* **DESCRIPTION OF THE TASK**
Write out each line from the data below that includes the word "peripherer".

[Excerpts from a figure dataset]
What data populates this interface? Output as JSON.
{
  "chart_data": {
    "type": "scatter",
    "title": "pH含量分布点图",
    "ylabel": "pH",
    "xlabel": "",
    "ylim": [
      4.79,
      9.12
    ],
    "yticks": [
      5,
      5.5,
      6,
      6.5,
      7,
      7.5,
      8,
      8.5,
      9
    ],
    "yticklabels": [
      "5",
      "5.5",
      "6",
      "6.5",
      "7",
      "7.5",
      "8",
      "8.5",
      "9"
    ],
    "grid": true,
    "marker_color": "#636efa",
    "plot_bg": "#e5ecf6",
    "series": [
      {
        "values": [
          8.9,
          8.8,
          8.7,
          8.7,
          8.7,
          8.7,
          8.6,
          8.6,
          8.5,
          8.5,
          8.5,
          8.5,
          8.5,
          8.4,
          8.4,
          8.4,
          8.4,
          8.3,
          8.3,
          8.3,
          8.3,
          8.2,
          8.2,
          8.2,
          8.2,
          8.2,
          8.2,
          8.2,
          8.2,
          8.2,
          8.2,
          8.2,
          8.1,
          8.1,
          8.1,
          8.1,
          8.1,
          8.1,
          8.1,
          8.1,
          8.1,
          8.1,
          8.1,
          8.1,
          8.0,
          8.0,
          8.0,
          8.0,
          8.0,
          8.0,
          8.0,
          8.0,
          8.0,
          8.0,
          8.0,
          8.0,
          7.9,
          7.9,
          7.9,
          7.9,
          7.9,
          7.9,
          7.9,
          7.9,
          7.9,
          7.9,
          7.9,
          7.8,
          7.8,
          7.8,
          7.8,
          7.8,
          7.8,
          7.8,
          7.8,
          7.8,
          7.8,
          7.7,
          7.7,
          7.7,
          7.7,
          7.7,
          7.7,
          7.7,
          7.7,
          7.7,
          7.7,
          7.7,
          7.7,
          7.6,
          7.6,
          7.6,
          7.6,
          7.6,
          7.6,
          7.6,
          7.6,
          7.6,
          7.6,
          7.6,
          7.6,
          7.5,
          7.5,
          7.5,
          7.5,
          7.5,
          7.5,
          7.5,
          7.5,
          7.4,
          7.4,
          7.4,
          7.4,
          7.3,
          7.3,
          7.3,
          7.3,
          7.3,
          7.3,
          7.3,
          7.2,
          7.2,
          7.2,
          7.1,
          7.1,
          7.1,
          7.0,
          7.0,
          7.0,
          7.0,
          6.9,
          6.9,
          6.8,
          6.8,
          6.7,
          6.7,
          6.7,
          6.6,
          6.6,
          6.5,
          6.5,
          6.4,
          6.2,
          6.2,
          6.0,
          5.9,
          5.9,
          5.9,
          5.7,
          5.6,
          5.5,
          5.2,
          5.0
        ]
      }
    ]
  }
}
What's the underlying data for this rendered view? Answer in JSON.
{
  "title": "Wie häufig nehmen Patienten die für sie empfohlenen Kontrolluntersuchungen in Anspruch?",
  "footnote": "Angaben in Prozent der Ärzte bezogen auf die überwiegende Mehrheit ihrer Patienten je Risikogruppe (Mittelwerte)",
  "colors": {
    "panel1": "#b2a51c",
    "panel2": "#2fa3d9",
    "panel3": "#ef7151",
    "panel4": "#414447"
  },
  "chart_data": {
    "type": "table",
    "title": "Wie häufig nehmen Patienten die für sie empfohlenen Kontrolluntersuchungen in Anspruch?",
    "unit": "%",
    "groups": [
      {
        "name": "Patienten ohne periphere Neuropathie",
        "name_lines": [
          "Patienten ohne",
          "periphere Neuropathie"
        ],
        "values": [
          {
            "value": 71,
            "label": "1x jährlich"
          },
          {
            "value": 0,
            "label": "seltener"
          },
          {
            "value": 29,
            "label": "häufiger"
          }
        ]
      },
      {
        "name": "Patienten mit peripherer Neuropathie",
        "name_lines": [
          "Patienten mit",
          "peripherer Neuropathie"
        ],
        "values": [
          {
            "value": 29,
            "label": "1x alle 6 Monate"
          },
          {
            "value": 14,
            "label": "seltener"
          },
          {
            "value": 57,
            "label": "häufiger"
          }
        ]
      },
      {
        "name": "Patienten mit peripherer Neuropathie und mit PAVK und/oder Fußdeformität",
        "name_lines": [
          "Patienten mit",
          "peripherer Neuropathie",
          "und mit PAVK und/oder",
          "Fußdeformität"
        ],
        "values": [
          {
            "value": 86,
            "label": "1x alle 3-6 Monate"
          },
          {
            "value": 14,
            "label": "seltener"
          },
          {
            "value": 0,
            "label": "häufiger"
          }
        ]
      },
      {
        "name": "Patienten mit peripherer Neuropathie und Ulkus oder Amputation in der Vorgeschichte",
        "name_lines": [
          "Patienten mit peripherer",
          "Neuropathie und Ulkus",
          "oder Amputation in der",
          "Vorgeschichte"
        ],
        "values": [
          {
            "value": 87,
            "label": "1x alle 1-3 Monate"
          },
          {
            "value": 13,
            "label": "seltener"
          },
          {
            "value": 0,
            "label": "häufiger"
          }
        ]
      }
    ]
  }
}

* **EXERCISE RESPONSE**
        "name": "Patienten mit peripherer Neuropathie",
          "peripherer Neuropathie"
        "name": "Patienten mit peripherer Neuropathie und mit PAVK und/oder Fußdeformität",
          "peripherer Neuropathie",
        "name": "Patienten mit peripherer Neuropathie und Ulkus oder Amputation in der Vorgeschichte",
          "Patienten mit peripherer",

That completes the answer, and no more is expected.